--- Exercise material ---

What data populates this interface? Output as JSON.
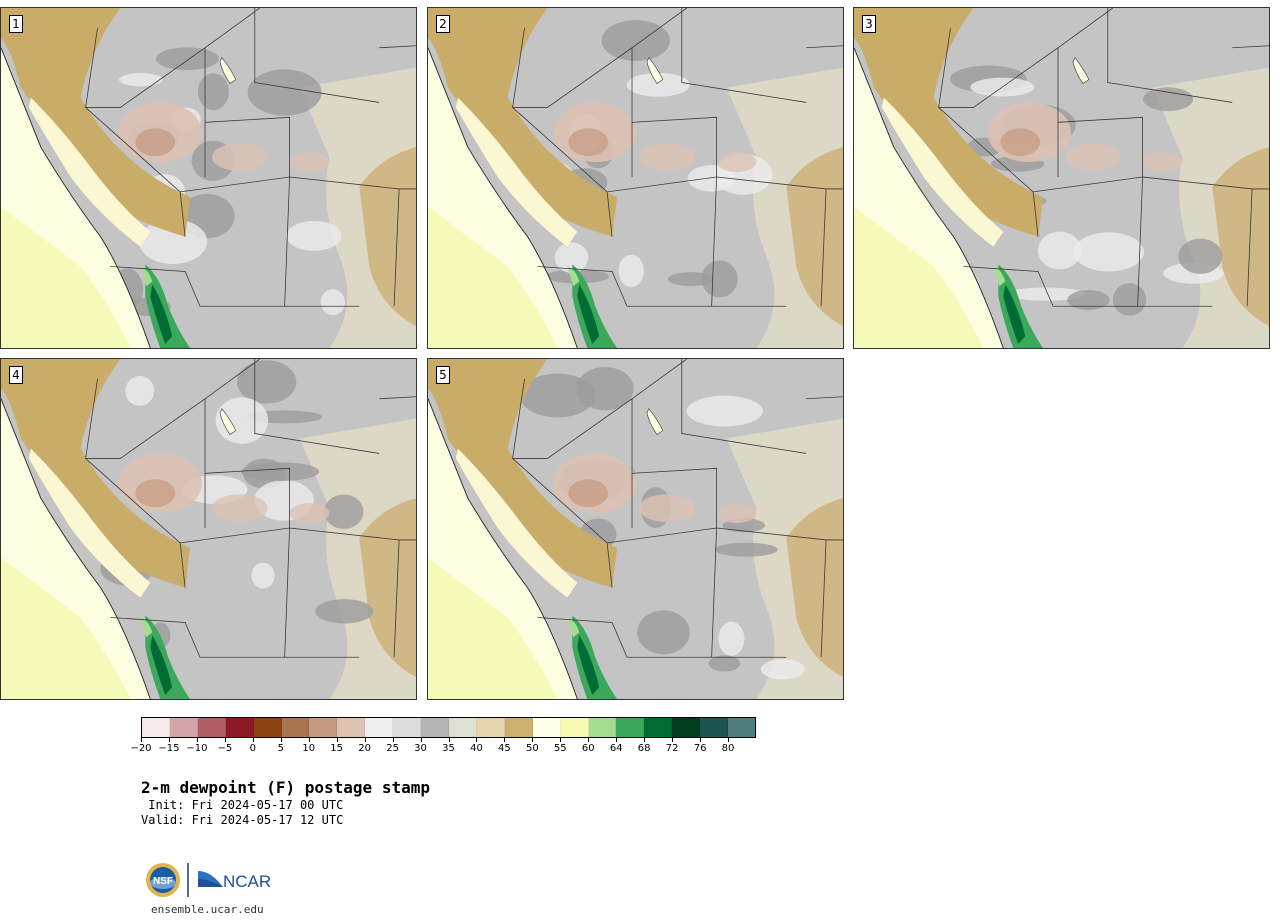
{
  "title": "2-m dewpoint (F) postage stamp",
  "init_line": " Init: Fri 2024-05-17 00 UTC",
  "valid_line": "Valid: Fri 2024-05-17 12 UTC",
  "panels": [
    {
      "label": "1"
    },
    {
      "label": "2"
    },
    {
      "label": "3"
    },
    {
      "label": "4"
    },
    {
      "label": "5"
    }
  ],
  "colorbar": {
    "ticks": [
      "-20",
      "-15",
      "-10",
      "-5",
      "0",
      "5",
      "10",
      "15",
      "20",
      "25",
      "30",
      "35",
      "40",
      "45",
      "50",
      "55",
      "60",
      "64",
      "68",
      "72",
      "76",
      "80"
    ],
    "colors": [
      "#f6e9ea",
      "#d4a3a6",
      "#b05c64",
      "#8c1a24",
      "#8b4410",
      "#aa7450",
      "#c49a80",
      "#ddc3b4",
      "#efefef",
      "#dcdcdc",
      "#b4b4b4",
      "#e0e0d2",
      "#e6d4ae",
      "#ccb06e",
      "#fffee6",
      "#f6fab0",
      "#a6dc90",
      "#3ca85c",
      "#006c34",
      "#003c1e",
      "#1e5450",
      "#507e7e"
    ]
  },
  "logos": {
    "nsf": "NSF",
    "ncar": "NCAR"
  },
  "website": "ensemble.ucar.edu"
}
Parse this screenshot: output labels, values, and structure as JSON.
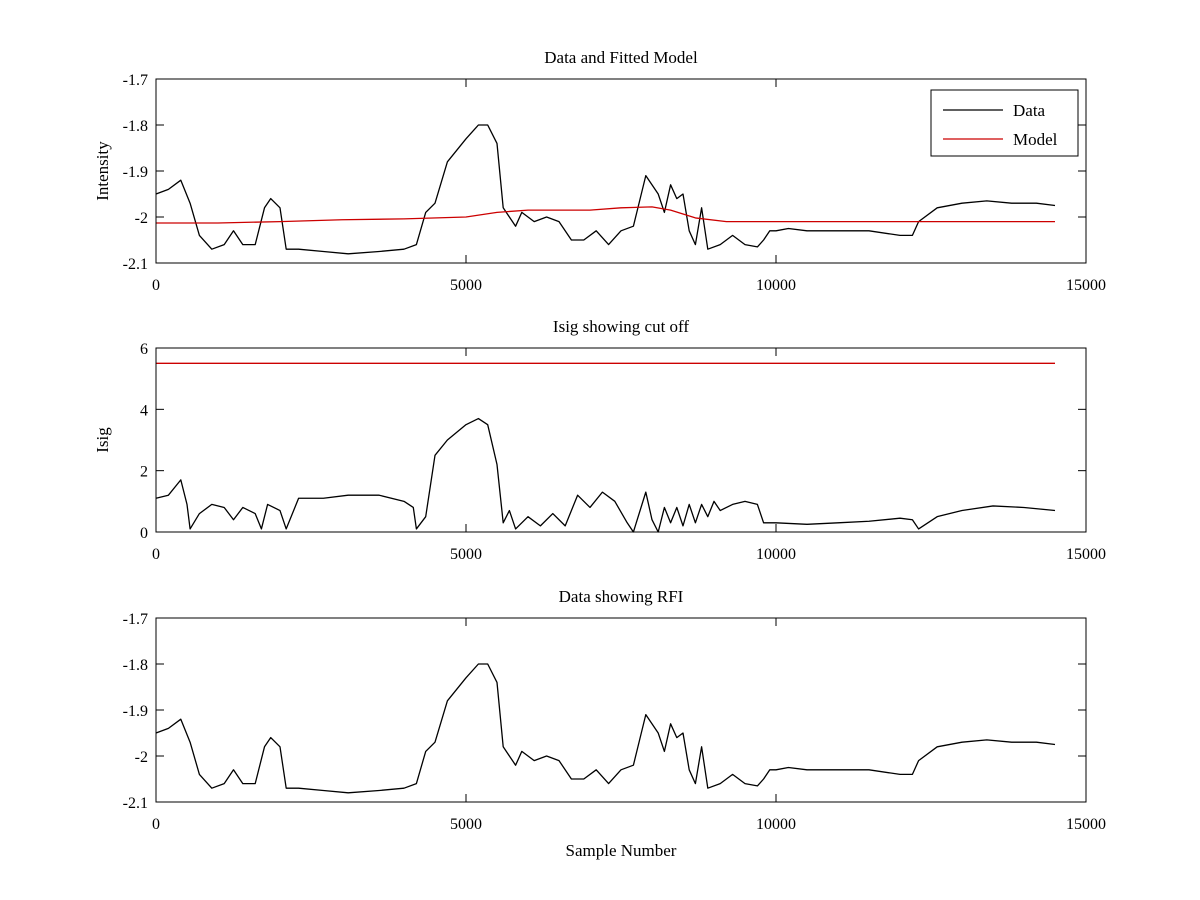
{
  "chart_data": [
    {
      "type": "line",
      "title": "Data and Fitted Model",
      "xlabel": "",
      "ylabel": "Intensity",
      "xlim": [
        0,
        15000
      ],
      "ylim": [
        -2.1,
        -1.7
      ],
      "xticks": [
        0,
        5000,
        10000,
        15000
      ],
      "xtick_labels": [
        "0",
        "5000",
        "10000",
        "15000"
      ],
      "yticks": [
        -2.1,
        -2.0,
        -1.9,
        -1.8,
        -1.7
      ],
      "ytick_labels": [
        "-2.1",
        "-2",
        "-1.9",
        "-1.8",
        "-1.7"
      ],
      "grid": false,
      "legend": {
        "placement": "top-right",
        "entries": [
          "Data",
          "Model"
        ]
      },
      "series": [
        {
          "name": "Data",
          "color": "#000000",
          "x": [
            0,
            200,
            400,
            550,
            700,
            900,
            1100,
            1250,
            1400,
            1600,
            1750,
            1850,
            2000,
            2100,
            2300,
            2700,
            3100,
            3600,
            4000,
            4200,
            4350,
            4500,
            4700,
            5000,
            5200,
            5350,
            5500,
            5600,
            5800,
            5900,
            6100,
            6300,
            6500,
            6700,
            6900,
            7100,
            7300,
            7500,
            7700,
            7900,
            8100,
            8200,
            8300,
            8400,
            8500,
            8600,
            8700,
            8800,
            8900,
            9100,
            9300,
            9500,
            9700,
            9800,
            9900,
            10000,
            10200,
            10500,
            11000,
            11500,
            12000,
            12200,
            12300,
            12600,
            13000,
            13400,
            13800,
            14200,
            14500
          ],
          "values": [
            -1.95,
            -1.94,
            -1.92,
            -1.97,
            -2.04,
            -2.07,
            -2.06,
            -2.03,
            -2.06,
            -2.06,
            -1.98,
            -1.96,
            -1.98,
            -2.07,
            -2.07,
            -2.075,
            -2.08,
            -2.075,
            -2.07,
            -2.06,
            -1.99,
            -1.97,
            -1.88,
            -1.83,
            -1.8,
            -1.8,
            -1.84,
            -1.98,
            -2.02,
            -1.99,
            -2.01,
            -2.0,
            -2.01,
            -2.05,
            -2.05,
            -2.03,
            -2.06,
            -2.03,
            -2.02,
            -1.91,
            -1.95,
            -1.99,
            -1.93,
            -1.96,
            -1.95,
            -2.03,
            -2.06,
            -1.98,
            -2.07,
            -2.06,
            -2.04,
            -2.06,
            -2.065,
            -2.05,
            -2.03,
            -2.03,
            -2.025,
            -2.03,
            -2.03,
            -2.03,
            -2.04,
            -2.04,
            -2.01,
            -1.98,
            -1.97,
            -1.965,
            -1.97,
            -1.97,
            -1.975
          ]
        },
        {
          "name": "Model",
          "color": "#cc0000",
          "x": [
            0,
            1000,
            2000,
            3000,
            4000,
            5000,
            5500,
            6000,
            6500,
            7000,
            7500,
            8000,
            8300,
            8700,
            9200,
            10000,
            11000,
            12000,
            13000,
            14500
          ],
          "values": [
            -2.013,
            -2.013,
            -2.01,
            -2.006,
            -2.004,
            -2.0,
            -1.99,
            -1.985,
            -1.985,
            -1.985,
            -1.98,
            -1.978,
            -1.985,
            -2.002,
            -2.01,
            -2.01,
            -2.01,
            -2.01,
            -2.01,
            -2.01
          ]
        }
      ]
    },
    {
      "type": "line",
      "title": "Isig showing cut off",
      "xlabel": "",
      "ylabel": "Isig",
      "xlim": [
        0,
        15000
      ],
      "ylim": [
        0,
        6
      ],
      "xticks": [
        0,
        5000,
        10000,
        15000
      ],
      "xtick_labels": [
        "0",
        "5000",
        "10000",
        "15000"
      ],
      "yticks": [
        0,
        2,
        4,
        6
      ],
      "ytick_labels": [
        "0",
        "2",
        "4",
        "6"
      ],
      "grid": false,
      "series": [
        {
          "color": "#000000",
          "x": [
            0,
            200,
            400,
            500,
            550,
            700,
            900,
            1100,
            1250,
            1400,
            1600,
            1700,
            1800,
            2000,
            2100,
            2300,
            2700,
            3100,
            3600,
            4000,
            4150,
            4200,
            4350,
            4500,
            4700,
            5000,
            5200,
            5350,
            5500,
            5600,
            5700,
            5800,
            6000,
            6200,
            6400,
            6600,
            6800,
            7000,
            7200,
            7400,
            7600,
            7700,
            7900,
            8000,
            8100,
            8200,
            8300,
            8400,
            8500,
            8600,
            8700,
            8800,
            8900,
            9000,
            9100,
            9300,
            9500,
            9700,
            9800,
            10000,
            10500,
            11000,
            11500,
            12000,
            12200,
            12300,
            12600,
            13000,
            13500,
            14000,
            14500
          ],
          "values": [
            1.1,
            1.2,
            1.7,
            0.9,
            0.1,
            0.6,
            0.9,
            0.8,
            0.4,
            0.8,
            0.6,
            0.1,
            0.9,
            0.7,
            0.1,
            1.1,
            1.1,
            1.2,
            1.2,
            1.0,
            0.8,
            0.1,
            0.5,
            2.5,
            3.0,
            3.5,
            3.7,
            3.5,
            2.2,
            0.3,
            0.7,
            0.1,
            0.5,
            0.2,
            0.6,
            0.2,
            1.2,
            0.8,
            1.3,
            1.0,
            0.3,
            0.0,
            1.3,
            0.4,
            0.0,
            0.8,
            0.3,
            0.8,
            0.2,
            0.9,
            0.3,
            0.9,
            0.5,
            1.0,
            0.7,
            0.9,
            1.0,
            0.9,
            0.3,
            0.3,
            0.25,
            0.3,
            0.35,
            0.45,
            0.4,
            0.1,
            0.5,
            0.7,
            0.85,
            0.8,
            0.7
          ]
        },
        {
          "color": "#cc0000",
          "x": [
            0,
            14500
          ],
          "values": [
            5.5,
            5.5
          ]
        }
      ]
    },
    {
      "type": "line",
      "title": "Data showing RFI",
      "xlabel": "Sample Number",
      "ylabel": "",
      "xlim": [
        0,
        15000
      ],
      "ylim": [
        -2.1,
        -1.7
      ],
      "xticks": [
        0,
        5000,
        10000,
        15000
      ],
      "xtick_labels": [
        "0",
        "5000",
        "10000",
        "15000"
      ],
      "yticks": [
        -2.1,
        -2.0,
        -1.9,
        -1.8,
        -1.7
      ],
      "ytick_labels": [
        "-2.1",
        "-2",
        "-1.9",
        "-1.8",
        "-1.7"
      ],
      "grid": false,
      "series": [
        {
          "color": "#000000",
          "x": [
            0,
            200,
            400,
            550,
            700,
            900,
            1100,
            1250,
            1400,
            1600,
            1750,
            1850,
            2000,
            2100,
            2300,
            2700,
            3100,
            3600,
            4000,
            4200,
            4350,
            4500,
            4700,
            5000,
            5200,
            5350,
            5500,
            5600,
            5800,
            5900,
            6100,
            6300,
            6500,
            6700,
            6900,
            7100,
            7300,
            7500,
            7700,
            7900,
            8100,
            8200,
            8300,
            8400,
            8500,
            8600,
            8700,
            8800,
            8900,
            9100,
            9300,
            9500,
            9700,
            9800,
            9900,
            10000,
            10200,
            10500,
            11000,
            11500,
            12000,
            12200,
            12300,
            12600,
            13000,
            13400,
            13800,
            14200,
            14500
          ],
          "values": [
            -1.95,
            -1.94,
            -1.92,
            -1.97,
            -2.04,
            -2.07,
            -2.06,
            -2.03,
            -2.06,
            -2.06,
            -1.98,
            -1.96,
            -1.98,
            -2.07,
            -2.07,
            -2.075,
            -2.08,
            -2.075,
            -2.07,
            -2.06,
            -1.99,
            -1.97,
            -1.88,
            -1.83,
            -1.8,
            -1.8,
            -1.84,
            -1.98,
            -2.02,
            -1.99,
            -2.01,
            -2.0,
            -2.01,
            -2.05,
            -2.05,
            -2.03,
            -2.06,
            -2.03,
            -2.02,
            -1.91,
            -1.95,
            -1.99,
            -1.93,
            -1.96,
            -1.95,
            -2.03,
            -2.06,
            -1.98,
            -2.07,
            -2.06,
            -2.04,
            -2.06,
            -2.065,
            -2.05,
            -2.03,
            -2.03,
            -2.025,
            -2.03,
            -2.03,
            -2.03,
            -2.04,
            -2.04,
            -2.01,
            -1.98,
            -1.97,
            -1.965,
            -1.97,
            -1.97,
            -1.975
          ]
        }
      ]
    }
  ]
}
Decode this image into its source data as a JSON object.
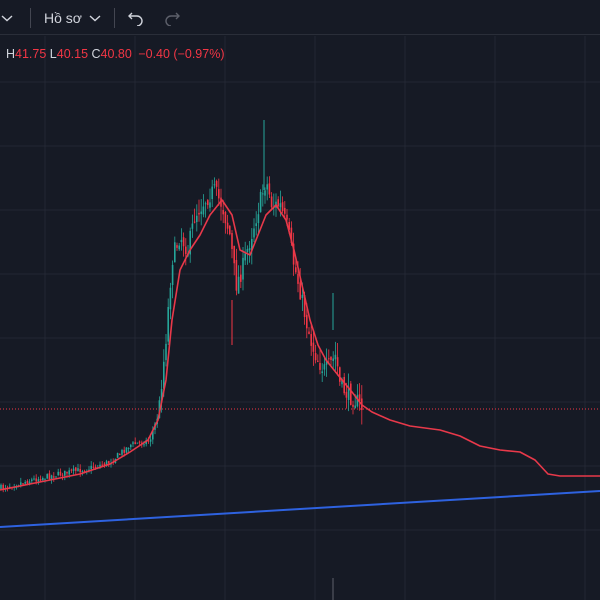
{
  "toolbar": {
    "profile_label": "Hồ sơ",
    "icons": [
      "chevron-down-icon",
      "chevron-down-icon",
      "undo-icon",
      "redo-icon"
    ]
  },
  "legend": {
    "h_label": "H",
    "h_value": "41.75",
    "l_label": "L",
    "l_value": "40.15",
    "c_label": "C",
    "c_value": "40.80",
    "change": "−0.40 (−0.97%)"
  },
  "colors": {
    "background": "#161a25",
    "grid": "#232733",
    "up_candle": "#26a69a",
    "down_candle": "#f23645",
    "moving_average": "#e8394a",
    "trendline": "#2e62e0",
    "price_line": "#f23645"
  },
  "chart_data": {
    "type": "candlestick",
    "last_close": 40.8,
    "last_change": -0.4,
    "last_change_pct": -0.97,
    "series": [
      {
        "name": "",
        "kind": "moving-average"
      },
      {
        "name": "",
        "kind": "trendline"
      }
    ],
    "grid": true
  }
}
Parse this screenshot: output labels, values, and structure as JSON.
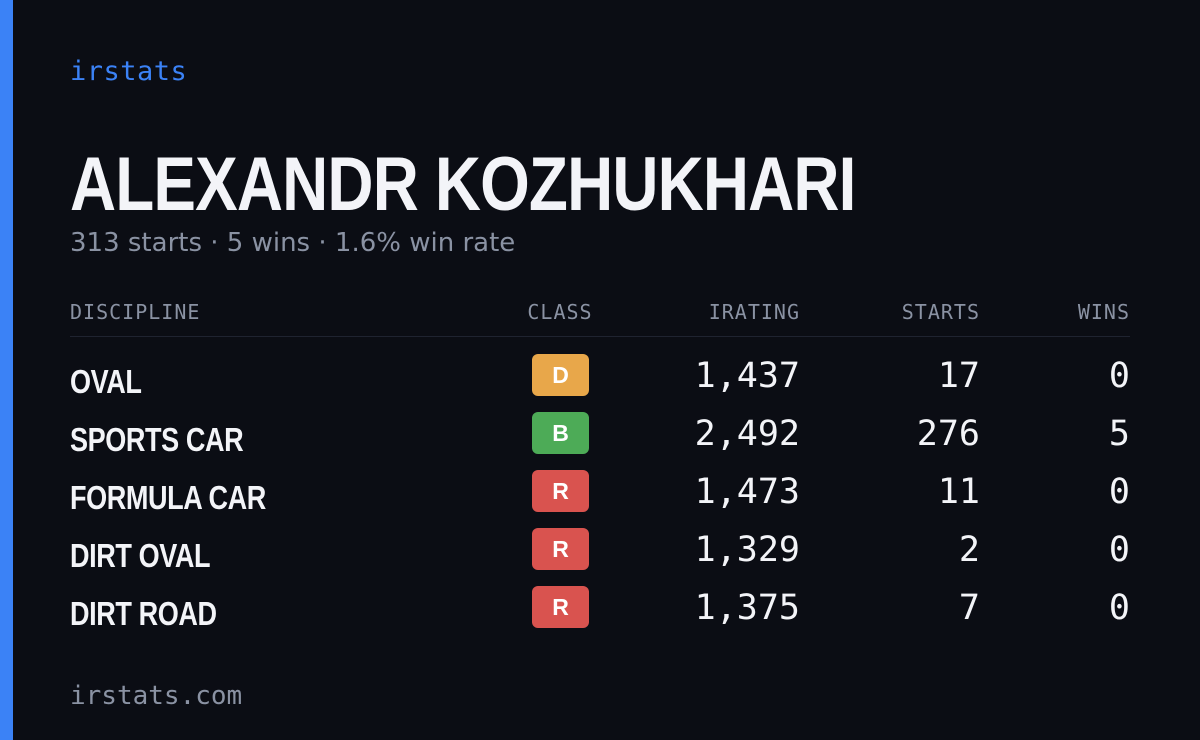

---

Exclude all pictures and reproduce exactly the lines from the one containing "Decode this image" through the final line of the entries above.

Result:
Decode this image into its source data as a JSON object.
{
  "toolbar": {
    "profile_label": "Hồ sơ",
    "icons": [
      "chevron-down-icon",
      "chevron-down-icon",
      "undo-icon",
      "redo-icon"
    ]
  },
  "legend": {
    "h_label": "H",
    "h_value": "41.75",
    "l_label": "L",
    "l_value": "40.15",
    "c_label": "C",
    "c_value": "40.80",
    "change": "−0.40 (−0.97%)"
  },
  "colors": {
    "background": "#161a25",
    "grid": "#232733",
    "up_candle": "#26a69a",
    "down_candle": "#f23645",
    "moving_average": "#e8394a",
    "trendline": "#2e62e0",
    "price_line": "#f23645"
  },
  "chart_data": {
    "type": "candlestick",
    "last_close": 40.8,
    "last_change": -0.4,
    "last_change_pct": -0.97,
    "series": [
      {
        "name": "",
        "kind": "moving-average"
      },
      {
        "name": "",
        "kind": "trendline"
      }
    ],
    "grid": true
  }
}
Parse this screenshot: output labels, values, and structure as JSON.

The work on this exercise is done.